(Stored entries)
>> Begin

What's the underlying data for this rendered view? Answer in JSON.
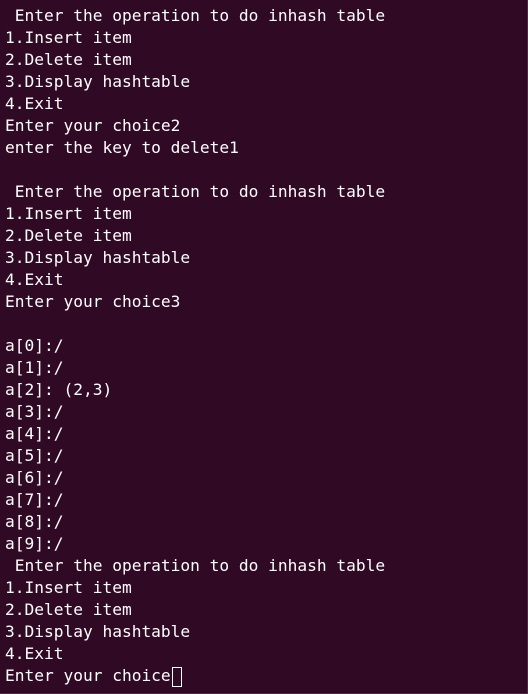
{
  "terminal": {
    "lines": [
      " Enter the operation to do inhash table",
      "1.Insert item",
      "2.Delete item",
      "3.Display hashtable",
      "4.Exit",
      "Enter your choice2",
      "enter the key to delete1",
      "",
      " Enter the operation to do inhash table",
      "1.Insert item",
      "2.Delete item",
      "3.Display hashtable",
      "4.Exit",
      "Enter your choice3",
      "",
      "a[0]:/",
      "a[1]:/",
      "a[2]: (2,3)",
      "a[3]:/",
      "a[4]:/",
      "a[5]:/",
      "a[6]:/",
      "a[7]:/",
      "a[8]:/",
      "a[9]:/",
      " Enter the operation to do inhash table",
      "1.Insert item",
      "2.Delete item",
      "3.Display hashtable",
      "4.Exit"
    ],
    "prompt": "Enter your choice",
    "colors": {
      "background": "#300a24",
      "text": "#ffffff"
    }
  }
}
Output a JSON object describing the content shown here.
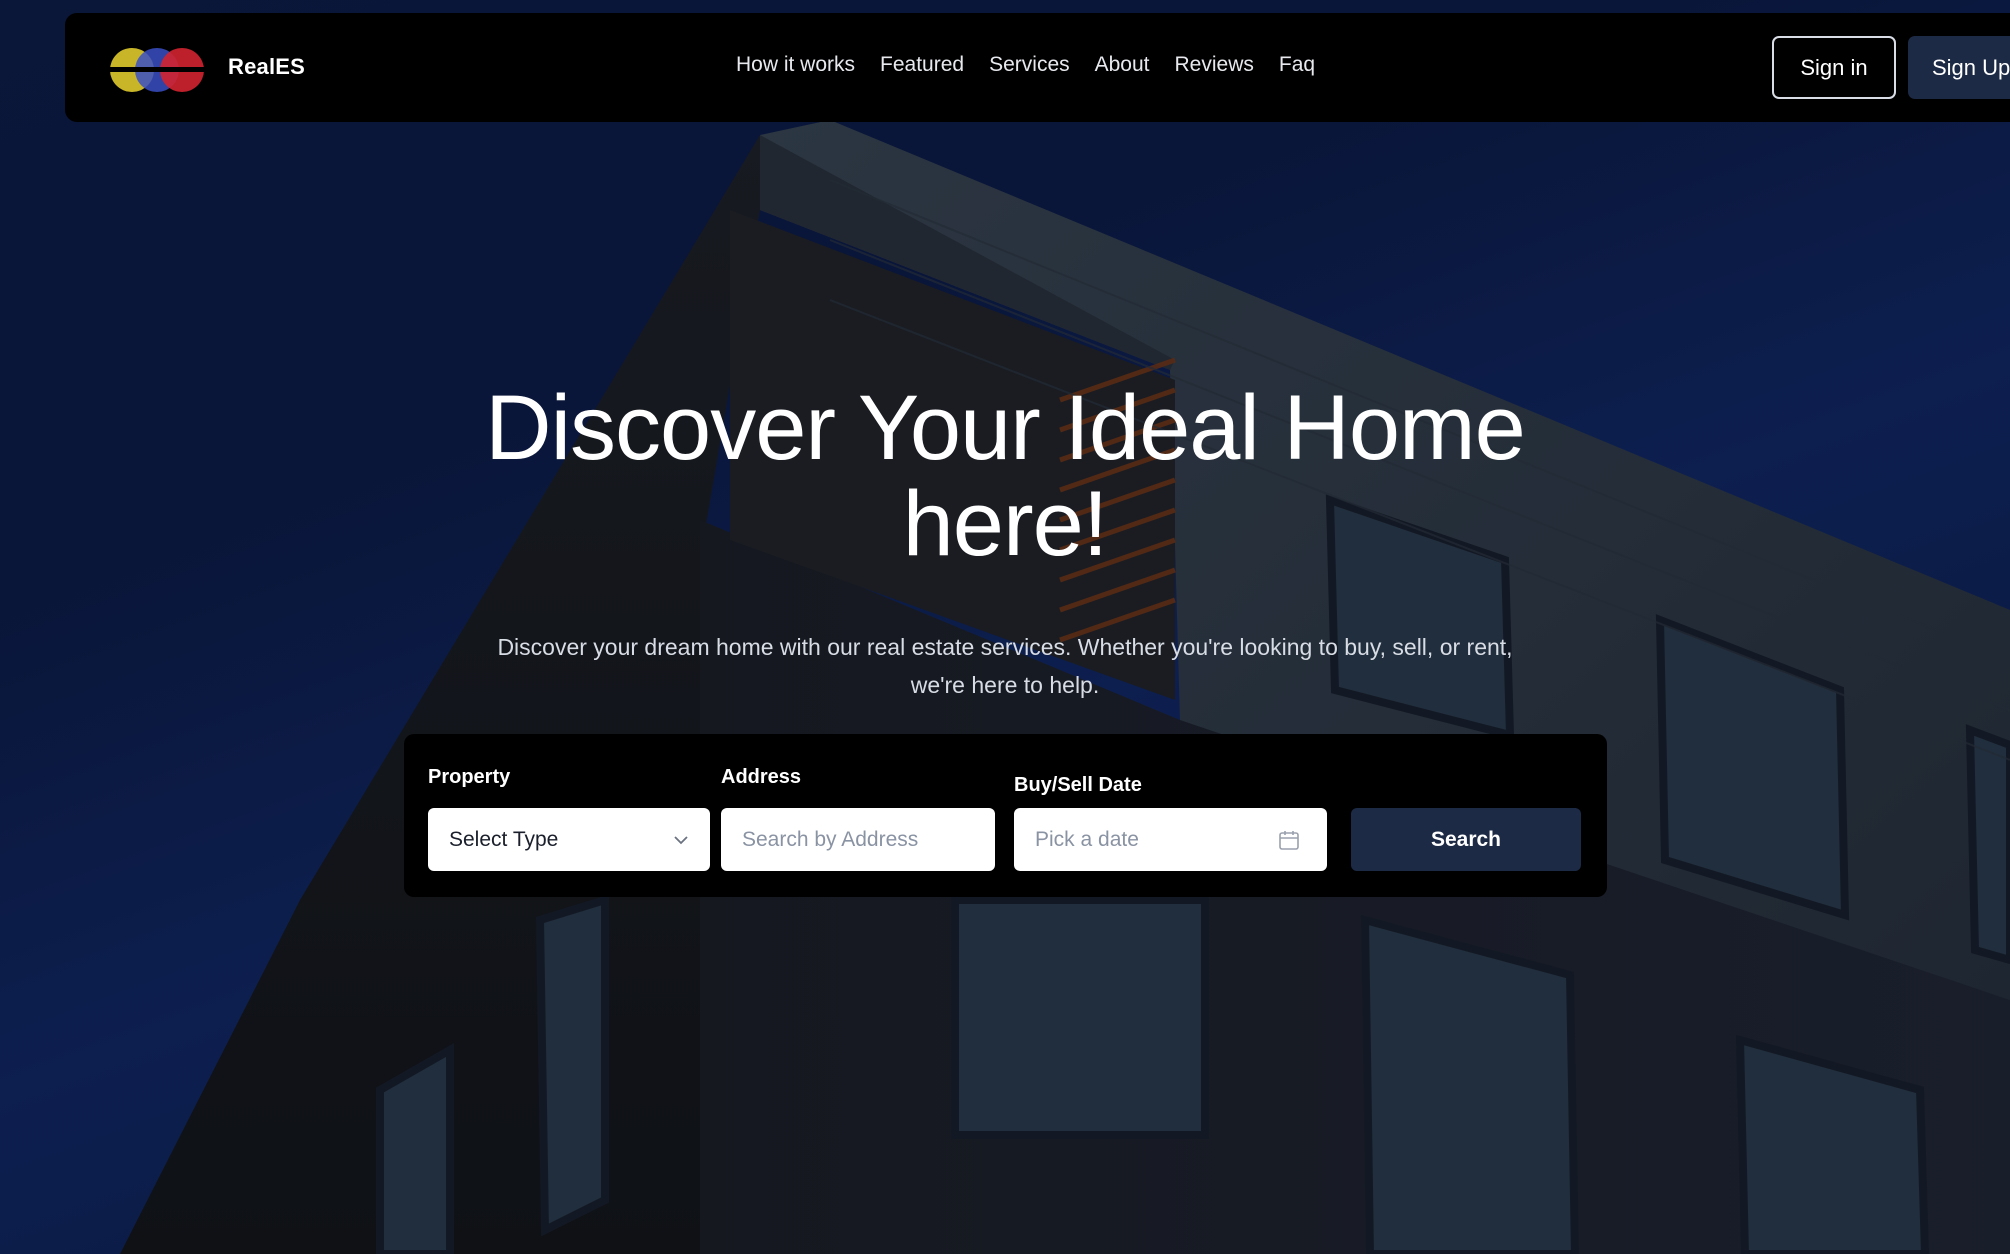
{
  "navbar": {
    "brand": "RealES",
    "links": [
      {
        "label": "How it works"
      },
      {
        "label": "Featured"
      },
      {
        "label": "Services"
      },
      {
        "label": "About"
      },
      {
        "label": "Reviews"
      },
      {
        "label": "Faq"
      }
    ],
    "signin_label": "Sign in",
    "signup_label": "Sign Up"
  },
  "hero": {
    "title_line1": "Discover Your Ideal Home",
    "title_line2": "here!",
    "subtitle_line1": "Discover your dream home with our real estate services. Whether you're looking to buy, sell, or rent,",
    "subtitle_line2": "we're here to help."
  },
  "search": {
    "property_label": "Property",
    "property_value": "Select Type",
    "address_label": "Address",
    "address_placeholder": "Search by Address",
    "date_label": "Buy/Sell Date",
    "date_placeholder": "Pick a date",
    "button_label": "Search"
  },
  "colors": {
    "navbar_bg": "#000000",
    "button_dark": "#1d2a45",
    "logo_yellow": "#d4c02a",
    "logo_blue": "#3a4fc4",
    "logo_red": "#d1232f"
  },
  "icons": {
    "select_chevron": "chevron-down-icon",
    "date_picker": "calendar-icon"
  }
}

>> End

#### Directions for this task
The records above must be echoed exactly, minus their pictures.

#### Exercise answer
What's the underlying data for this rendered view? Answer in JSON.
{
  "terminal": {
    "lines": [
      " Enter the operation to do inhash table",
      "1.Insert item",
      "2.Delete item",
      "3.Display hashtable",
      "4.Exit",
      "Enter your choice2",
      "enter the key to delete1",
      "",
      " Enter the operation to do inhash table",
      "1.Insert item",
      "2.Delete item",
      "3.Display hashtable",
      "4.Exit",
      "Enter your choice3",
      "",
      "a[0]:/",
      "a[1]:/",
      "a[2]: (2,3)",
      "a[3]:/",
      "a[4]:/",
      "a[5]:/",
      "a[6]:/",
      "a[7]:/",
      "a[8]:/",
      "a[9]:/",
      " Enter the operation to do inhash table",
      "1.Insert item",
      "2.Delete item",
      "3.Display hashtable",
      "4.Exit"
    ],
    "prompt": "Enter your choice",
    "colors": {
      "background": "#300a24",
      "text": "#ffffff"
    }
  }
}
Output a JSON object describing the content shown here.
{
  "navbar": {
    "brand": "RealES",
    "links": [
      {
        "label": "How it works"
      },
      {
        "label": "Featured"
      },
      {
        "label": "Services"
      },
      {
        "label": "About"
      },
      {
        "label": "Reviews"
      },
      {
        "label": "Faq"
      }
    ],
    "signin_label": "Sign in",
    "signup_label": "Sign Up"
  },
  "hero": {
    "title_line1": "Discover Your Ideal Home",
    "title_line2": "here!",
    "subtitle_line1": "Discover your dream home with our real estate services. Whether you're looking to buy, sell, or rent,",
    "subtitle_line2": "we're here to help."
  },
  "search": {
    "property_label": "Property",
    "property_value": "Select Type",
    "address_label": "Address",
    "address_placeholder": "Search by Address",
    "date_label": "Buy/Sell Date",
    "date_placeholder": "Pick a date",
    "button_label": "Search"
  },
  "colors": {
    "navbar_bg": "#000000",
    "button_dark": "#1d2a45",
    "logo_yellow": "#d4c02a",
    "logo_blue": "#3a4fc4",
    "logo_red": "#d1232f"
  },
  "icons": {
    "select_chevron": "chevron-down-icon",
    "date_picker": "calendar-icon"
  }
}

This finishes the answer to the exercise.